## What to work on
Go through the lines below and copy each one that holds the string "text".

start Given records

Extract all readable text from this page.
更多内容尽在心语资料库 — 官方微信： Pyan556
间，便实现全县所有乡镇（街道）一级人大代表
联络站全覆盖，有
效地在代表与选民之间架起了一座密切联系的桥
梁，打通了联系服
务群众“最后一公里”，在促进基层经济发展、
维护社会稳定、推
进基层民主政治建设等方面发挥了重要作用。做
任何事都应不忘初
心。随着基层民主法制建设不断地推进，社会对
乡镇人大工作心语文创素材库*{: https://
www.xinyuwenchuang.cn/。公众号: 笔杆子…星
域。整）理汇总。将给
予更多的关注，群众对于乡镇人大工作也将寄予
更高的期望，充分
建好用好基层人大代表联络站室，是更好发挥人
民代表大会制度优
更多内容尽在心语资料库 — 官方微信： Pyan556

end Given records
start Given records

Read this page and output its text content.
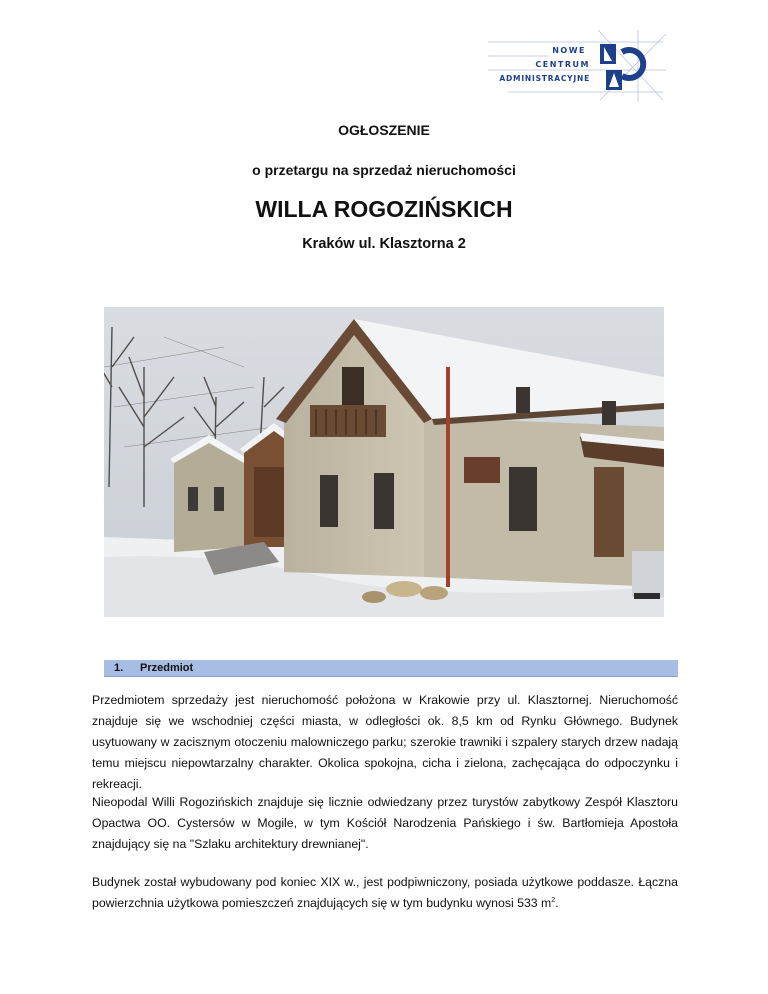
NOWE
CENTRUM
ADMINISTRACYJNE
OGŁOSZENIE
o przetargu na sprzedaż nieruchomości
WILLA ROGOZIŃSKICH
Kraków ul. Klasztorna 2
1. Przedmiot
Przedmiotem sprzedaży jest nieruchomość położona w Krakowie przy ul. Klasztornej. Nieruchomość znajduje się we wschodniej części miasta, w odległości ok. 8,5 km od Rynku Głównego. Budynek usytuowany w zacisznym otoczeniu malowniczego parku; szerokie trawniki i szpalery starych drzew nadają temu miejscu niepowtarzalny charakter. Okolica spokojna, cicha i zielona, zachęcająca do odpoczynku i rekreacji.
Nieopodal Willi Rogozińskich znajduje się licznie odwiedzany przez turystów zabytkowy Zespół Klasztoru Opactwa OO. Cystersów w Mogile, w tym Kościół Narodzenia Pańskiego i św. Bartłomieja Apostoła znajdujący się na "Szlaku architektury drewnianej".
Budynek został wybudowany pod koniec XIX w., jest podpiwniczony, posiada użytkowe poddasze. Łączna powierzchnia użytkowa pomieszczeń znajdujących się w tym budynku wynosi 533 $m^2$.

end Given records
start Given records

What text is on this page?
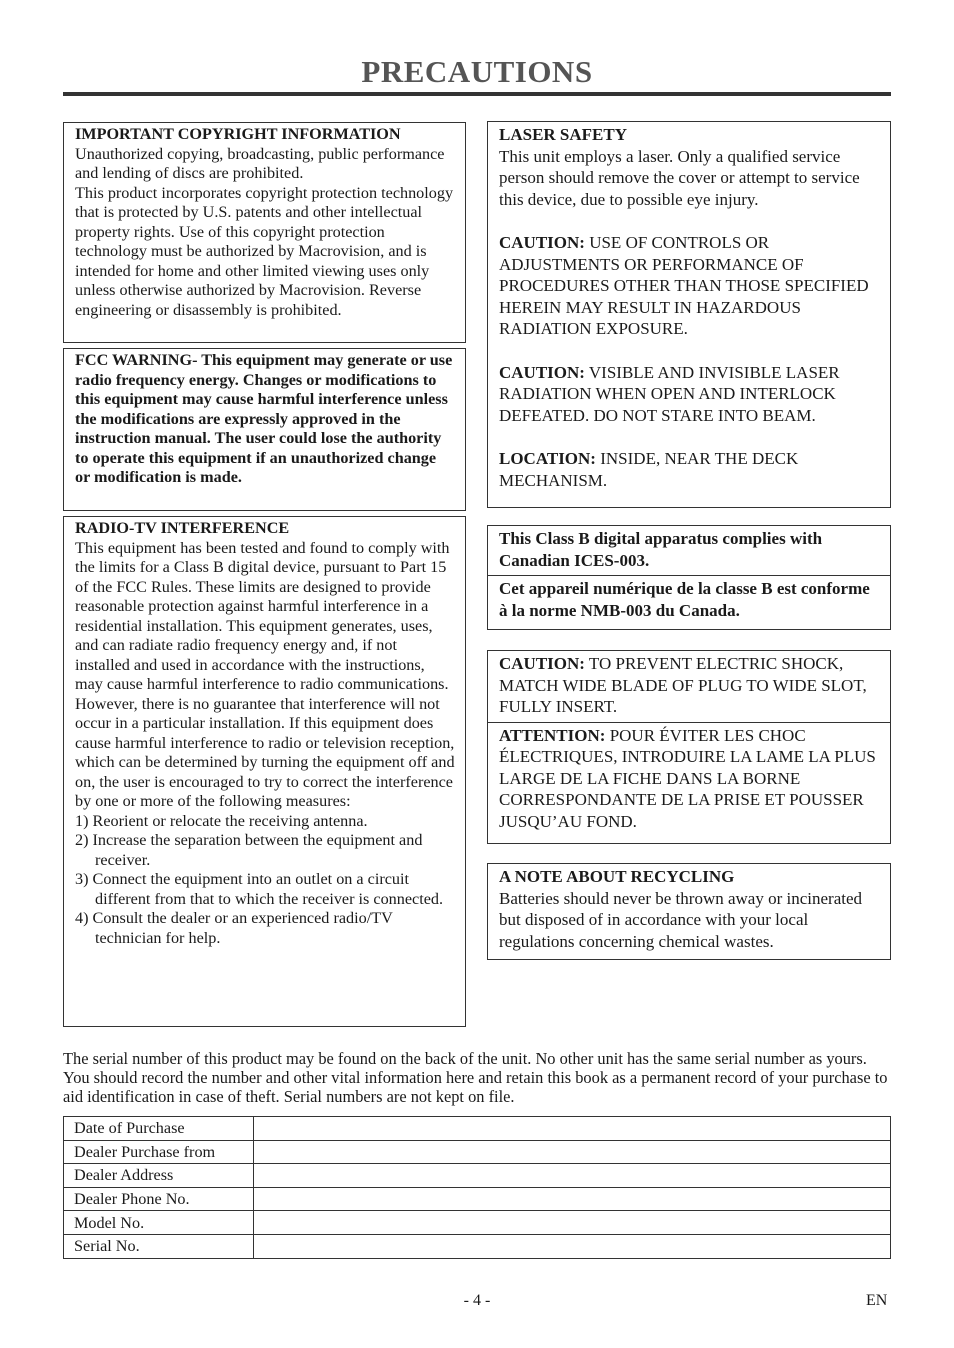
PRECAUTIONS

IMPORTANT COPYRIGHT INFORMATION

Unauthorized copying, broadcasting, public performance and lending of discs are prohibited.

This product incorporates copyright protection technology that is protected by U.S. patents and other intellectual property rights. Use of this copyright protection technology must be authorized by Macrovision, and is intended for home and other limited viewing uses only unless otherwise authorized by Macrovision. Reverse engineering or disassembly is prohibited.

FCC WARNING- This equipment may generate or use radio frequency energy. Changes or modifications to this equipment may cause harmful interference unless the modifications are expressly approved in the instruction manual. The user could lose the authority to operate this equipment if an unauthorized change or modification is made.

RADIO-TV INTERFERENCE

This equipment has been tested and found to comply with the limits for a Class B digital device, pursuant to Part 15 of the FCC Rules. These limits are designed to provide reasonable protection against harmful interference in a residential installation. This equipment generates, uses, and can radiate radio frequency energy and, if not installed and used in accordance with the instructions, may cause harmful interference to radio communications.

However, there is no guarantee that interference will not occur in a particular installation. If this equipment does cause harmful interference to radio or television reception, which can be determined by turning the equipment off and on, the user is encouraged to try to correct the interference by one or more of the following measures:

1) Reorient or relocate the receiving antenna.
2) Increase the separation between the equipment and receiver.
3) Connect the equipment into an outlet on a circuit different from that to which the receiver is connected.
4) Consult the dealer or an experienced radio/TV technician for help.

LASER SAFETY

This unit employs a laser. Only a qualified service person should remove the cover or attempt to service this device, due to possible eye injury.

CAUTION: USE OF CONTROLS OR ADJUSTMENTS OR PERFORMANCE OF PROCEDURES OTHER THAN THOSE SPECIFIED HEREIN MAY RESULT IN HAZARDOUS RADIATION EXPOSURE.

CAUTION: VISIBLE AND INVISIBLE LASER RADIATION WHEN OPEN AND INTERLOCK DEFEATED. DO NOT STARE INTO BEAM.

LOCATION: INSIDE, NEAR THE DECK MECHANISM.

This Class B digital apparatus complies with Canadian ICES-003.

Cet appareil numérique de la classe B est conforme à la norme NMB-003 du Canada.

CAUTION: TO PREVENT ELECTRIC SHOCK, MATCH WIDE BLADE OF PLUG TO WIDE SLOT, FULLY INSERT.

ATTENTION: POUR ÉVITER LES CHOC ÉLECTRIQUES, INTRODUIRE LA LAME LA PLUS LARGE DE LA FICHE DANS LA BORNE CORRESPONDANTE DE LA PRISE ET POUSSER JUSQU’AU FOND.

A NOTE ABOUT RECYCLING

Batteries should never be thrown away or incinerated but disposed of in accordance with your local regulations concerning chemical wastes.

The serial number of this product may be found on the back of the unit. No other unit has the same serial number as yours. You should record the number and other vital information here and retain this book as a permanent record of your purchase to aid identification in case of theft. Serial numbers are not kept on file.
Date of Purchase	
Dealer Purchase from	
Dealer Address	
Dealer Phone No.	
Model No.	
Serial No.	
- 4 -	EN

end Given records

## Exercise output
Extract all readable text from this page.
Read this page and output its text content.
What text is on this page?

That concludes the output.